- [REQUIREMENTS] Read the listing and extract each line that includes the word "text".

[Stored entries]
--------
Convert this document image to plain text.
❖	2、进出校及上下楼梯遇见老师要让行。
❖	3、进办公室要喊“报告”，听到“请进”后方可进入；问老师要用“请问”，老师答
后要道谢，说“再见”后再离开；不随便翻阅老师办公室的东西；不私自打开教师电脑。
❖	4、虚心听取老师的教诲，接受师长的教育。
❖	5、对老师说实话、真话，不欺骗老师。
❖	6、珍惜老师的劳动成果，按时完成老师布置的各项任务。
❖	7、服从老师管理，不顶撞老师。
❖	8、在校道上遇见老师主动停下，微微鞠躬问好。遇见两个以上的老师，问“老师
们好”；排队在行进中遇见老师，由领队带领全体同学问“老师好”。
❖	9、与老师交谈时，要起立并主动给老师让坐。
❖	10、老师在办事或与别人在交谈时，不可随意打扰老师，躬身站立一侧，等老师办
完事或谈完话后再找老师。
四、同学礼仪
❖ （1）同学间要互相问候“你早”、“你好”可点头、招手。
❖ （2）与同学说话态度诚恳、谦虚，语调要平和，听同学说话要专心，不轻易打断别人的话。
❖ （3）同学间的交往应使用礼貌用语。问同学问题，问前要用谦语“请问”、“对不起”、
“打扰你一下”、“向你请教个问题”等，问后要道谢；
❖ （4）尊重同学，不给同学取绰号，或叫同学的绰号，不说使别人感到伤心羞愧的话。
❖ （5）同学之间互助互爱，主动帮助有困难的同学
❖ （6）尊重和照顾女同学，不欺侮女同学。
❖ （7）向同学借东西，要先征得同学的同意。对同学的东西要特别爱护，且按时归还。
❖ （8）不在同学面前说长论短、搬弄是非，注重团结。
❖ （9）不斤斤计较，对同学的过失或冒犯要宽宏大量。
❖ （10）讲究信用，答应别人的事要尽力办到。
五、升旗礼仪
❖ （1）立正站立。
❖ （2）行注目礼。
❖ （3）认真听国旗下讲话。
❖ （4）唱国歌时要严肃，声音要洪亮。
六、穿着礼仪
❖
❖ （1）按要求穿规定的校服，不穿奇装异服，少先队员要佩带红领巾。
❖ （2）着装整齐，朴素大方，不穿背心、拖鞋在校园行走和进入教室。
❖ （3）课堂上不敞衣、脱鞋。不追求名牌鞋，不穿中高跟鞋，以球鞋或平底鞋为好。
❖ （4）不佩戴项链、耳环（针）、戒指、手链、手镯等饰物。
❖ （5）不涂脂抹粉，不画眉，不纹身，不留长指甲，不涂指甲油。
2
--------
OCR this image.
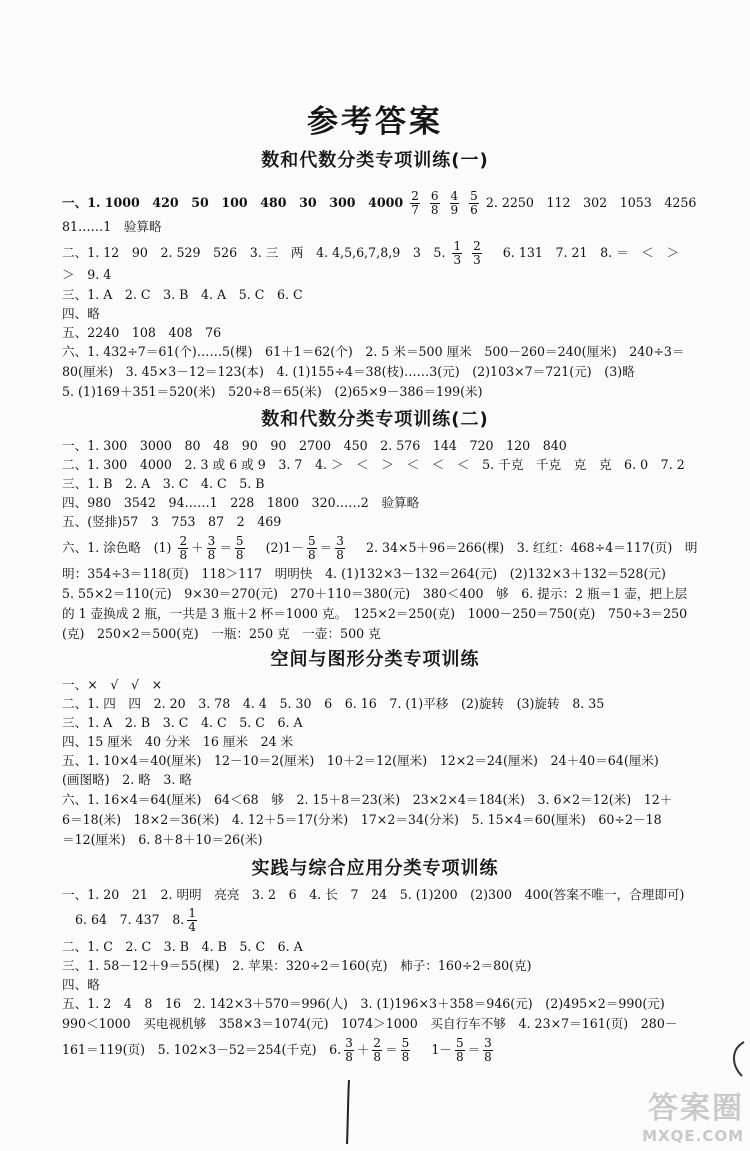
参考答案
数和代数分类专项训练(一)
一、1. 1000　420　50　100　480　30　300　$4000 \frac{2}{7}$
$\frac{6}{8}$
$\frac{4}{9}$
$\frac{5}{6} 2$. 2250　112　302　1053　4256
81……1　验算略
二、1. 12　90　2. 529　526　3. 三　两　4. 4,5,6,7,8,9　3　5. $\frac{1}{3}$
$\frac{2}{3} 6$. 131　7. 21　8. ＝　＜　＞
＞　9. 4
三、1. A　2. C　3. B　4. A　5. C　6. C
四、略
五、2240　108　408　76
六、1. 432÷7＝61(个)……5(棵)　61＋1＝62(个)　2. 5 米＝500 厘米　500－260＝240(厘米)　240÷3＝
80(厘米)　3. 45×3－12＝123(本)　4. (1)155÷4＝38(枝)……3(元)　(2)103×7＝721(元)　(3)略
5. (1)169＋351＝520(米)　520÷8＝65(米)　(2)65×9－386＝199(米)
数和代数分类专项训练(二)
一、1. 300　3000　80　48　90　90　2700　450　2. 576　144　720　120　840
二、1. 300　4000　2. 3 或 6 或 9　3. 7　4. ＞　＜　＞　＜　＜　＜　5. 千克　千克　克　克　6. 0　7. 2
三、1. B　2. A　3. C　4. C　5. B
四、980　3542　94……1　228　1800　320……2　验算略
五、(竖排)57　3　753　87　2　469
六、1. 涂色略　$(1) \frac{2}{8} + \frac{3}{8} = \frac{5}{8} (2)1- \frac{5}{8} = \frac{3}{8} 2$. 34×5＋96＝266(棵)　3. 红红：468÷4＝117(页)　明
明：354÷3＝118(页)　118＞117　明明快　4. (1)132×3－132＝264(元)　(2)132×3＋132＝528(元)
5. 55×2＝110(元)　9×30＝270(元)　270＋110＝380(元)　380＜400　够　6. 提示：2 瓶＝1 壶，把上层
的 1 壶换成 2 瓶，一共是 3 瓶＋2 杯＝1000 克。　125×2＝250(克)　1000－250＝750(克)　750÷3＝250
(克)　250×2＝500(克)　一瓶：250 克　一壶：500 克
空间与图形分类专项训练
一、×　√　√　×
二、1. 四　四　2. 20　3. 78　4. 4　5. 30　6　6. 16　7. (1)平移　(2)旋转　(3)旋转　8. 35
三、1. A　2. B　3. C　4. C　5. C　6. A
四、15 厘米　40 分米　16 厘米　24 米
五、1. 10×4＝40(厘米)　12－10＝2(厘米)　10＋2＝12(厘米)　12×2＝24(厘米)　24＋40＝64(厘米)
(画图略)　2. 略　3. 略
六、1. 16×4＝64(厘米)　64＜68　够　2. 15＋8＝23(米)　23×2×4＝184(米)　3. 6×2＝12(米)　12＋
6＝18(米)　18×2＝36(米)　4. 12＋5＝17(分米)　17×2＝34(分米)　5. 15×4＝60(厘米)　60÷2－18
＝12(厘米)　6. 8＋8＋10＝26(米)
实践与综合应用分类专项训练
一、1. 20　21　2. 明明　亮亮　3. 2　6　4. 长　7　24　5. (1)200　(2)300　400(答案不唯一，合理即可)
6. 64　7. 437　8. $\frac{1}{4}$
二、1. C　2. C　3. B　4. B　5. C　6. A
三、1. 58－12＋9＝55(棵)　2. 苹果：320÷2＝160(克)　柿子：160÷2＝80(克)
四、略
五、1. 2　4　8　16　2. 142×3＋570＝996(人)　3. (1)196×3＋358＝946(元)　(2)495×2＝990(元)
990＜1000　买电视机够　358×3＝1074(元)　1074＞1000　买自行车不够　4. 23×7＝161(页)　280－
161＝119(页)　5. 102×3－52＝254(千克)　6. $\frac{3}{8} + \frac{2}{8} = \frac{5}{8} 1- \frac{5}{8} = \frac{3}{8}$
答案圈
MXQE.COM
--------
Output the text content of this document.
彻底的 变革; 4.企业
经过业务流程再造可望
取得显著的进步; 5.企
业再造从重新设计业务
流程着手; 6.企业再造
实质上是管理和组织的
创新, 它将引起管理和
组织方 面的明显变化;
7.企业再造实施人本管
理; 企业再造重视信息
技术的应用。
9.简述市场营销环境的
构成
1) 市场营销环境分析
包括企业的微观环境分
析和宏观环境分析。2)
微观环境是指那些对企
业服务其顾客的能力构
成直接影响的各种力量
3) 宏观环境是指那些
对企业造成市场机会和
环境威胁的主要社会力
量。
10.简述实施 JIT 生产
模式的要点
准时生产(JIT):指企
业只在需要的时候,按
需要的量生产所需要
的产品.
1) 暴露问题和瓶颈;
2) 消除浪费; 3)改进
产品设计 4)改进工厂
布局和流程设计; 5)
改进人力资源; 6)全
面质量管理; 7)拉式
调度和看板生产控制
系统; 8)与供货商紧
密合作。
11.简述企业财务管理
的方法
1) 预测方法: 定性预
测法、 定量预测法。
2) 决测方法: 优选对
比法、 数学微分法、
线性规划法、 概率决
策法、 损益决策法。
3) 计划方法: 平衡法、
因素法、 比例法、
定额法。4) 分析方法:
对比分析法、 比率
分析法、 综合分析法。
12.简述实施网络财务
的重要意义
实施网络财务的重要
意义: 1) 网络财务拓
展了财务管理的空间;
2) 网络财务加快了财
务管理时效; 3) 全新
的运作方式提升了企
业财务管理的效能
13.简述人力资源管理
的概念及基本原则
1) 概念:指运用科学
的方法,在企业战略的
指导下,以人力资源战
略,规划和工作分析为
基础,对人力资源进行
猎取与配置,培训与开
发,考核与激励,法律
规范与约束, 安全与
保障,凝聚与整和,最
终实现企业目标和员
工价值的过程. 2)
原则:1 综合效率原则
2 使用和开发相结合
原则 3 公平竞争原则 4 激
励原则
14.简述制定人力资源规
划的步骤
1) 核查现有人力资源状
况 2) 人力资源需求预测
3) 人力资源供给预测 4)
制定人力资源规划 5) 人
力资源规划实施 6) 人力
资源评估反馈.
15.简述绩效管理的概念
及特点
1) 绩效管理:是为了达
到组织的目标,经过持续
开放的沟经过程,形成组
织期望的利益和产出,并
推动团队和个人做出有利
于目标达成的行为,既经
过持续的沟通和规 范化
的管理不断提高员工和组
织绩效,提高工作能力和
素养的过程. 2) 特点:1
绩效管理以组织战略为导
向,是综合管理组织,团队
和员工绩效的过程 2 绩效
--------
- [ANSWER TO THIS EXERCISE]
Convert this document image to plain text.
Output the text content of this document.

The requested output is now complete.